Operators are being questioned on infrastructure quality and the growing costs being passed on to consumers.

The Leicester Square box office in the heart of London’s West End is not just a ticket booth. Push a red button at the back of the cabin and a hatch takes engineers down to the hub of the theatre district’s electricity network, powering everything from the Royal Opera House to the Trafalgar Square fountains and the parliamentary offices in Whitehall.

Despite the elaborate access, the substation is ageing and requires a £16mn upgrade from owner UK Power Networks, as the UK’s electricity infrastructure comes under pressure from the shift to green energy and recent blackouts highlight the need for modernisation.

But at a time when surging energy prices are turbocharging inflation and pushing countless households into energy poverty, the question of how much operators can raise from consumers to pay for such improvements is more controversial.

UKPN, owned by Hong Kong billionaire Li Ka-shing’s CK Infrastructure Holdings, is the biggest of six monopolies that run Britain’s pipes and wires, responsible for keeping electricity flowing to 8.3mn homes and businesses in the south-east and East Anglia.

As with its peers, any investment it makes into its network — from electricity pylons and cables to customer advice and service — is paid for by customers through a charge on household energy bills.

UK households currently pay an average of £372 for all the electricity and gas networks — or about 10 per cent of the new energy price cap from October that was announced by Ofgem on Friday. This includes the cost of suppliers that have collapsed.

The amount the monopolies can charge customers for network improvements is set by energy regulator Ofgem, which is currently in discussions with the industry over the price settlement for the next five years.

Colm Gibson, managing director at Berkeley Research Group, said Ofgem faced a “difficult task balancing the need for infrastructure investment with increases to bills but the current proposals appeared to place almost all the inflation risks on customers’ shoulders”.

UKPN, which says its £98 charge to customers this year is the lowest in the sector and that it has invested £6.4bn over the past 11 years, paid a £217mn dividend to its owner in the year to March 2022 after generating £1.8bn in turnover and £531mn in pre-tax profits.

In June the sale of UKPN to a consortium led by Macquarie collapsed after CKI raised the asking price from an initial £15bn — despite having paid just £5.5bn when it bought the business from France’s EDF 12 years ago.

[Extracted data entries]

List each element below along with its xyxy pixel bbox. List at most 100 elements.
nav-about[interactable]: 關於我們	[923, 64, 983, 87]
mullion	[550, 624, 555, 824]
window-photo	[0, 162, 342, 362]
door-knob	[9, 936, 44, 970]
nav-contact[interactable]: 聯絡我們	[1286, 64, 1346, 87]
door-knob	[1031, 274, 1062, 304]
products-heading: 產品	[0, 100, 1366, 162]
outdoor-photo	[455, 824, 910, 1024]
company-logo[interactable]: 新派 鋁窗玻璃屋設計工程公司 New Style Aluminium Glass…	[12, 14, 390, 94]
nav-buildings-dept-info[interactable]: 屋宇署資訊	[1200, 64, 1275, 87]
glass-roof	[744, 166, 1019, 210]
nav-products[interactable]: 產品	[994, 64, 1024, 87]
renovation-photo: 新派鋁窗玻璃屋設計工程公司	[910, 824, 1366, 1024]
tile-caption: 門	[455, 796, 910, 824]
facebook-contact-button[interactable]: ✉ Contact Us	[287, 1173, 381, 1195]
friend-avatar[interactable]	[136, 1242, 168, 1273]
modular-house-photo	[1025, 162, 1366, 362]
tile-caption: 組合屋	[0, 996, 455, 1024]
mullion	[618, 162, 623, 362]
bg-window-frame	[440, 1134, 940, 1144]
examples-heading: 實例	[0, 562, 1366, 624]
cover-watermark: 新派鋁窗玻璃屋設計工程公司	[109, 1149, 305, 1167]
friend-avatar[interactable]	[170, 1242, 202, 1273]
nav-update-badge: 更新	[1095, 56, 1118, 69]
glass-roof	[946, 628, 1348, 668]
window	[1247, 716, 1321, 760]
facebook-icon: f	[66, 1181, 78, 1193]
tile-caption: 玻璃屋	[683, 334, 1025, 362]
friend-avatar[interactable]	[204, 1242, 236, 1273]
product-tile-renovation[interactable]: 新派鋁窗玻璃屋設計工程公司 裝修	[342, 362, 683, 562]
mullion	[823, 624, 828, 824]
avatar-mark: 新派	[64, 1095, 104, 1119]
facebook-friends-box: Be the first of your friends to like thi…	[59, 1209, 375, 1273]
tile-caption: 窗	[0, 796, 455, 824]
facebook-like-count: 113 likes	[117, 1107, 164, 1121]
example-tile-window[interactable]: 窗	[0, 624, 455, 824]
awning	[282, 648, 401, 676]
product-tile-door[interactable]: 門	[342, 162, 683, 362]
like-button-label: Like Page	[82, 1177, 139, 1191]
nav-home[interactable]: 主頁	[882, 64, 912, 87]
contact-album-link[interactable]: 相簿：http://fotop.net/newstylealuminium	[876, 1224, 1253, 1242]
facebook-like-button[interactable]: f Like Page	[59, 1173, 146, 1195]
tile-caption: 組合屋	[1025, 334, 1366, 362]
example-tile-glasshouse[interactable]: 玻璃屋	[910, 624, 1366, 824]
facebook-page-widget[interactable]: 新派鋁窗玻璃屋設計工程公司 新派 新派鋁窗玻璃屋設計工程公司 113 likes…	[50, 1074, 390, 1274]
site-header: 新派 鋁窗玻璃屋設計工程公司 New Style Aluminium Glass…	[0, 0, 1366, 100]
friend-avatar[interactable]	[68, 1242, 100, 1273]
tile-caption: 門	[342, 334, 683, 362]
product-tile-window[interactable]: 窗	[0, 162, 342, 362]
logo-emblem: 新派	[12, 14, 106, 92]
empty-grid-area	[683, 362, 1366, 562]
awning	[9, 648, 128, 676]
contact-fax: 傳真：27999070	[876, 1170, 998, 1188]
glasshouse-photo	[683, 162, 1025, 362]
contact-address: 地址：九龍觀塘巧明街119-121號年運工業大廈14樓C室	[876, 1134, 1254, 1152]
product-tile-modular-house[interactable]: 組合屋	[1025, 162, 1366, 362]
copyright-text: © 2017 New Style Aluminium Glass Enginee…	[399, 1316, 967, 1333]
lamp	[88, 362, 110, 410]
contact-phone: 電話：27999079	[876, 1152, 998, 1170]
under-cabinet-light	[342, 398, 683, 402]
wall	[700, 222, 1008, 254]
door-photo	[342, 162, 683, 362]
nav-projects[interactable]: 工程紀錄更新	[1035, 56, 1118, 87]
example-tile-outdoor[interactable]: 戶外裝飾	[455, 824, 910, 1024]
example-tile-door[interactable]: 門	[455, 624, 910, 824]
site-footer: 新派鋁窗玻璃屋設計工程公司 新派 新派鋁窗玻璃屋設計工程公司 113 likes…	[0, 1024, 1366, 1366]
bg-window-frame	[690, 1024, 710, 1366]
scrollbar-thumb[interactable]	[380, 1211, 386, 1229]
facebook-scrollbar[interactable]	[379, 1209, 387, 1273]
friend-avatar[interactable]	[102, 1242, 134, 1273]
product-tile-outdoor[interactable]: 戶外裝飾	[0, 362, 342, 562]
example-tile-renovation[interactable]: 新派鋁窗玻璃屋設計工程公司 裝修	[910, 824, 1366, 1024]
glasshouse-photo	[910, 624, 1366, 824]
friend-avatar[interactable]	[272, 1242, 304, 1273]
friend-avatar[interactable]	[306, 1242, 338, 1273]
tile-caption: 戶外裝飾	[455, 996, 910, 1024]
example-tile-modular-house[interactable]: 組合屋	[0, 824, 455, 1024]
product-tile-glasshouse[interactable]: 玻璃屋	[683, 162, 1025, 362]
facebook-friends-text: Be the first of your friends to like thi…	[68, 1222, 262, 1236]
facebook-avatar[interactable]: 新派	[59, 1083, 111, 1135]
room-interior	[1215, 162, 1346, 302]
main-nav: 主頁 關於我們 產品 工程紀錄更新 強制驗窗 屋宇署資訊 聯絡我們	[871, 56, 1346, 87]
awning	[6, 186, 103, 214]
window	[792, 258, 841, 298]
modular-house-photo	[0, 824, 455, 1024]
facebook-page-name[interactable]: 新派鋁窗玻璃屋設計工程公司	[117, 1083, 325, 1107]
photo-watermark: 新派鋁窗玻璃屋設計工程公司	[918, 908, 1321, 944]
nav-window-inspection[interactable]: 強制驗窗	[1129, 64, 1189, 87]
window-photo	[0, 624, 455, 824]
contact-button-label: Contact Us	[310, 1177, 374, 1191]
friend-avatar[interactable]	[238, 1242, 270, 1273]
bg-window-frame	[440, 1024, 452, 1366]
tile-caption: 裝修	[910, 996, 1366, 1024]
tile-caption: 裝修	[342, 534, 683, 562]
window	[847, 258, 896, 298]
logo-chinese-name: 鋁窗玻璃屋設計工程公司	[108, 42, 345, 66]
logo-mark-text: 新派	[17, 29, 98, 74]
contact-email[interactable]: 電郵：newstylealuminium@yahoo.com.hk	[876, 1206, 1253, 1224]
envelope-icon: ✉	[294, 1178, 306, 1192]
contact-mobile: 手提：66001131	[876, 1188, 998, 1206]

-- SET PROBLEM 1 --
In the article on Britain's electricity network operators, what dividend did UKPN pay its owner in the year to March 2022?
-- SET PROBLEM 2 --
Continue the article on Britain's electricity network operators from its final paragraph.

-- ANSWER 1 --
UKPN paid its owner a £217mn dividend in the year to March 2022.

-- ANSWER 2 --
But as energy profits boom, concern has been raised over whether the broader sector is delivering the quality of infrastructure that is needed.

An Ofgem report into Storm Arwen, which left a trail of destruction in parts of Scotland and northern England in November, found that local electricity network providers had failed to carry out routine maintenance such as cutting trees. Between 50 and 75 per cent of poles damaged in the storm were more than 40 years old, suggesting a lack of investment had contributed to the blackouts.

“Planning for the capacity requirement now is more important than it has ever been,” said Dominic Quennell, chief executive of electricity cable company Enertechnos. “In coming years the issue is likely to be less about recovering quickly from storm damage but more about future demand.”

Many of the country’s cables were installed after the second world war, designed for a time when electricity demand was far lower than it is today. When more power is pushed through them they become less efficient, leaking capacity.

This year roughly 25 terawatt hours was lost, an amount sufficient to power 7mn homes and equivalent for the first time to all the electricity imported into the UK, according to data from the Department for Business Energy and Industrial Strategy.

“It’s analogous to the water companies, which have had a large period of under-investment and people are now seeing the consequences,” said Quennell. “We have a chance to address this now in the electricity sector with better regulation.”

The need for improvements is only going to grow. According to National Grid, which is responsible for transmitting the electricity to the regional distribution networks, electricity demand is expected to soar three-fold by 2050.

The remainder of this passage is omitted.